* [Short task] Exactly as written, retype the listing below, omitting the pictures.

···

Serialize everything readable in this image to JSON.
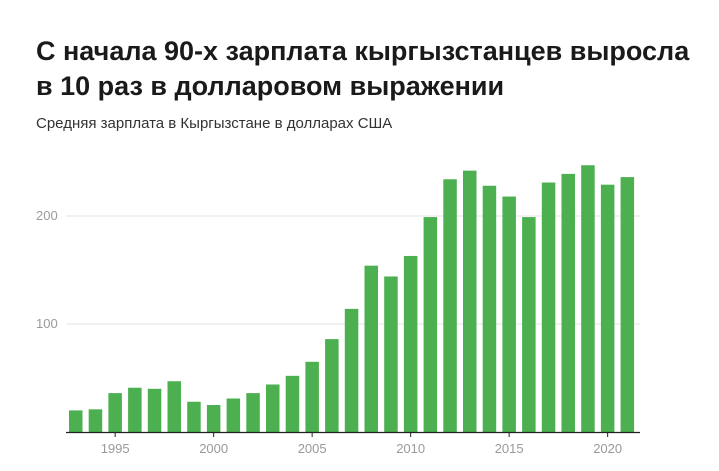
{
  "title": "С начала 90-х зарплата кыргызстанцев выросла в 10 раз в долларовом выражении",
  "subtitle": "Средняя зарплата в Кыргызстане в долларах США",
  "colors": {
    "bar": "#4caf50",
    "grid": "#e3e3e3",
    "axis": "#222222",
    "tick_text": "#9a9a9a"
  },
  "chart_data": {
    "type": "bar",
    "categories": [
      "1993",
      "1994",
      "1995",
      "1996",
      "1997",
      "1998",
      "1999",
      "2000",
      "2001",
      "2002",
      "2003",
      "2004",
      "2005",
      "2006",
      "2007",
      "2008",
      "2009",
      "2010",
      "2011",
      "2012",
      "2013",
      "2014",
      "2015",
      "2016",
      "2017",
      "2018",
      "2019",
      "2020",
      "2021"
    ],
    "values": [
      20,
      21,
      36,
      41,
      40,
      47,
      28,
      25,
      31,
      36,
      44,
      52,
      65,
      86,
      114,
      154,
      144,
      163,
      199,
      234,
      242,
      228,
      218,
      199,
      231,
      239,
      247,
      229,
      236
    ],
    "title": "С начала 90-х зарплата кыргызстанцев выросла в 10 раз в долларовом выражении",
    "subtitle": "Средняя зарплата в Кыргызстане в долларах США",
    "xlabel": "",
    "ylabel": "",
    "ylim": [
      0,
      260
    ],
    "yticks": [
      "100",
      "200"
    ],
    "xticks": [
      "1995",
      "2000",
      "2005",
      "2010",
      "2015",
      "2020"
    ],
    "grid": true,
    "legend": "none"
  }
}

···

* [Solution to this problem]
Serialize everything readable in this image to JSON.
{
  "title": "С начала 90-х зарплата кыргызстанцев выросла в 10 раз в долларовом выражении",
  "subtitle": "Средняя зарплата в Кыргызстане в долларах США",
  "colors": {
    "bar": "#4caf50",
    "grid": "#e3e3e3",
    "axis": "#222222",
    "tick_text": "#9a9a9a"
  },
  "chart_data": {
    "type": "bar",
    "categories": [
      "1993",
      "1994",
      "1995",
      "1996",
      "1997",
      "1998",
      "1999",
      "2000",
      "2001",
      "2002",
      "2003",
      "2004",
      "2005",
      "2006",
      "2007",
      "2008",
      "2009",
      "2010",
      "2011",
      "2012",
      "2013",
      "2014",
      "2015",
      "2016",
      "2017",
      "2018",
      "2019",
      "2020",
      "2021"
    ],
    "values": [
      20,
      21,
      36,
      41,
      40,
      47,
      28,
      25,
      31,
      36,
      44,
      52,
      65,
      86,
      114,
      154,
      144,
      163,
      199,
      234,
      242,
      228,
      218,
      199,
      231,
      239,
      247,
      229,
      236
    ],
    "title": "С начала 90-х зарплата кыргызстанцев выросла в 10 раз в долларовом выражении",
    "subtitle": "Средняя зарплата в Кыргызстане в долларах США",
    "xlabel": "",
    "ylabel": "",
    "ylim": [
      0,
      260
    ],
    "yticks": [
      "100",
      "200"
    ],
    "xticks": [
      "1995",
      "2000",
      "2005",
      "2010",
      "2015",
      "2020"
    ],
    "grid": true,
    "legend": "none"
  }
}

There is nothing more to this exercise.